Text content records for pages:
-.-.-
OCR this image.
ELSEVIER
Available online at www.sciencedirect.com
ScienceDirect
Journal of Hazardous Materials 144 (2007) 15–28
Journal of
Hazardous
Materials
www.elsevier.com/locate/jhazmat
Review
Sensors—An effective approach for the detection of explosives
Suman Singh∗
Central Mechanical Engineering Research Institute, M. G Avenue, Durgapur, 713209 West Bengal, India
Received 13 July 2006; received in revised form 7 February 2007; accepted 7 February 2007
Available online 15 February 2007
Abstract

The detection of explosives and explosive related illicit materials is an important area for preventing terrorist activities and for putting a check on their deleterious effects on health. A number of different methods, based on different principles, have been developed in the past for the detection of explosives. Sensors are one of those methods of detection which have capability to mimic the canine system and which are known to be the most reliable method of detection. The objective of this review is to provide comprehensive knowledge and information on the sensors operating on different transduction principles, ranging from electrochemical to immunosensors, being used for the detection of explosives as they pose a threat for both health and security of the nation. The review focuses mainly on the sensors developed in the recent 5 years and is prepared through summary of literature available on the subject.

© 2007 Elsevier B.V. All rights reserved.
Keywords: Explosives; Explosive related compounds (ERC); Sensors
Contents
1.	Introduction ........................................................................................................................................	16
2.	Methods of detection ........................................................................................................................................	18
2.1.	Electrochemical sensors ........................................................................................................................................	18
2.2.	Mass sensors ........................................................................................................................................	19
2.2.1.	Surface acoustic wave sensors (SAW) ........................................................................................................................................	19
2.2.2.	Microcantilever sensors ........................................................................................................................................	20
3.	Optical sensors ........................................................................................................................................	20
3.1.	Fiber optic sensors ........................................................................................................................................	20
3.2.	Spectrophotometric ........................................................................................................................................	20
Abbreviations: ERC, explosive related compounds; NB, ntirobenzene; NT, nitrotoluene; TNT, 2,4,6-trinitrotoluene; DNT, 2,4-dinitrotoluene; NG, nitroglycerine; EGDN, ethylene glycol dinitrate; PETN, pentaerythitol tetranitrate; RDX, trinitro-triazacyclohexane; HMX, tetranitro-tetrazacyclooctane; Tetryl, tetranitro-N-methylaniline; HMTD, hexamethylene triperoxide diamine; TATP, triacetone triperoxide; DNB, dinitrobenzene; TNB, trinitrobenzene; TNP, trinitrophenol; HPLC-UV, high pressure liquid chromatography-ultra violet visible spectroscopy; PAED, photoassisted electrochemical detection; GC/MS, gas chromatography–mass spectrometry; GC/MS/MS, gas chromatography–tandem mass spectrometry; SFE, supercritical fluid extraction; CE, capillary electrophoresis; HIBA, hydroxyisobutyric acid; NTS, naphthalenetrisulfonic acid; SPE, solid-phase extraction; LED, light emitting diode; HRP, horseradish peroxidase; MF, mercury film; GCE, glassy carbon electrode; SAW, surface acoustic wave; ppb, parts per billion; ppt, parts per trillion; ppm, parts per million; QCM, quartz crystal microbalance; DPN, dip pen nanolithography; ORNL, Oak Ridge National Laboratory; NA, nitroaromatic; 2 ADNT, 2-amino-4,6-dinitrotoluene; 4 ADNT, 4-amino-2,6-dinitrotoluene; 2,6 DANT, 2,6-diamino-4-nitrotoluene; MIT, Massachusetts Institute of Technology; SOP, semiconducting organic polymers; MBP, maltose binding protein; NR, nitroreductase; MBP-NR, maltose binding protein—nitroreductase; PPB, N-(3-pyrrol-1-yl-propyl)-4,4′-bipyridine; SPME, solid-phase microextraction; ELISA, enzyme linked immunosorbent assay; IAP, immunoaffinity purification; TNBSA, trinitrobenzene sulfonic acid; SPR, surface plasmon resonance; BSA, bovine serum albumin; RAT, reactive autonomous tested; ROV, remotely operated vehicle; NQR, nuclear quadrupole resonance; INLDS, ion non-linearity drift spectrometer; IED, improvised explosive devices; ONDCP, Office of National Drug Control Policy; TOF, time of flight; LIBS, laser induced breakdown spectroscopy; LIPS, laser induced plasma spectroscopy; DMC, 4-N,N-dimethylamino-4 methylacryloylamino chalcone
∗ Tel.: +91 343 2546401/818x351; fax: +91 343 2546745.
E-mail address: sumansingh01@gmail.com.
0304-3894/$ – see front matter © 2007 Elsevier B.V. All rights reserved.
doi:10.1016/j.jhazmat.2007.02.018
-.-.-
● **WHAT IS BEING ASKED**
Every entry needs to be copied exactly as it was written.

● **ANSWER BOX**
OCR this image.
ELSEVIER
Available online at www.sciencedirect.com
ScienceDirect
Journal of Hazardous Materials 144 (2007) 15–28
Journal of
Hazardous
Materials
www.elsevier.com/locate/jhazmat
Review
Sensors—An effective approach for the detection of explosives
Suman Singh∗
Central Mechanical Engineering Research Institute, M. G Avenue, Durgapur, 713209 West Bengal, India
Received 13 July 2006; received in revised form 7 February 2007; accepted 7 February 2007
Available online 15 February 2007
Abstract

The detection of explosives and explosive related illicit materials is an important area for preventing terrorist activities and for putting a check on their deleterious effects on health. A number of different methods, based on different principles, have been developed in the past for the detection of explosives. Sensors are one of those methods of detection which have capability to mimic the canine system and which are known to be the most reliable method of detection. The objective of this review is to provide comprehensive knowledge and information on the sensors operating on different transduction principles, ranging from electrochemical to immunosensors, being used for the detection of explosives as they pose a threat for both health and security of the nation. The review focuses mainly on the sensors developed in the recent 5 years and is prepared through summary of literature available on the subject.

© 2007 Elsevier B.V. All rights reserved.
Keywords: Explosives; Explosive related compounds (ERC); Sensors
Contents
1.	Introduction ........................................................................................................................................	16
2.	Methods of detection ........................................................................................................................................	18
2.1.	Electrochemical sensors ........................................................................................................................................	18
2.2.	Mass sensors ........................................................................................................................................	19
2.2.1.	Surface acoustic wave sensors (SAW) ........................................................................................................................................	19
2.2.2.	Microcantilever sensors ........................................................................................................................................	20
3.	Optical sensors ........................................................................................................................................	20
3.1.	Fiber optic sensors ........................................................................................................................................	20
3.2.	Spectrophotometric ........................................................................................................................................	20
Abbreviations: ERC, explosive related compounds; NB, ntirobenzene; NT, nitrotoluene; TNT, 2,4,6-trinitrotoluene; DNT, 2,4-dinitrotoluene; NG, nitroglycerine; EGDN, ethylene glycol dinitrate; PETN, pentaerythitol tetranitrate; RDX, trinitro-triazacyclohexane; HMX, tetranitro-tetrazacyclooctane; Tetryl, tetranitro-N-methylaniline; HMTD, hexamethylene triperoxide diamine; TATP, triacetone triperoxide; DNB, dinitrobenzene; TNB, trinitrobenzene; TNP, trinitrophenol; HPLC-UV, high pressure liquid chromatography-ultra violet visible spectroscopy; PAED, photoassisted electrochemical detection; GC/MS, gas chromatography–mass spectrometry; GC/MS/MS, gas chromatography–tandem mass spectrometry; SFE, supercritical fluid extraction; CE, capillary electrophoresis; HIBA, hydroxyisobutyric acid; NTS, naphthalenetrisulfonic acid; SPE, solid-phase extraction; LED, light emitting diode; HRP, horseradish peroxidase; MF, mercury film; GCE, glassy carbon electrode; SAW, surface acoustic wave; ppb, parts per billion; ppt, parts per trillion; ppm, parts per million; QCM, quartz crystal microbalance; DPN, dip pen nanolithography; ORNL, Oak Ridge National Laboratory; NA, nitroaromatic; 2 ADNT, 2-amino-4,6-dinitrotoluene; 4 ADNT, 4-amino-2,6-dinitrotoluene; 2,6 DANT, 2,6-diamino-4-nitrotoluene; MIT, Massachusetts Institute of Technology; SOP, semiconducting organic polymers; MBP, maltose binding protein; NR, nitroreductase; MBP-NR, maltose binding protein—nitroreductase; PPB, N-(3-pyrrol-1-yl-propyl)-4,4′-bipyridine; SPME, solid-phase microextraction; ELISA, enzyme linked immunosorbent assay; IAP, immunoaffinity purification; TNBSA, trinitrobenzene sulfonic acid; SPR, surface plasmon resonance; BSA, bovine serum albumin; RAT, reactive autonomous tested; ROV, remotely operated vehicle; NQR, nuclear quadrupole resonance; INLDS, ion non-linearity drift spectrometer; IED, improvised explosive devices; ONDCP, Office of National Drug Control Policy; TOF, time of flight; LIBS, laser induced breakdown spectroscopy; LIPS, laser induced plasma spectroscopy; DMC, 4-N,N-dimethylamino-4 methylacryloylamino chalcone
∗ Tel.: +91 343 2546401/818x351; fax: +91 343 2546745.
E-mail address: sumansingh01@gmail.com.
0304-3894/$ – see front matter © 2007 Elsevier B.V. All rights reserved.
doi:10.1016/j.jhazmat.2007.02.018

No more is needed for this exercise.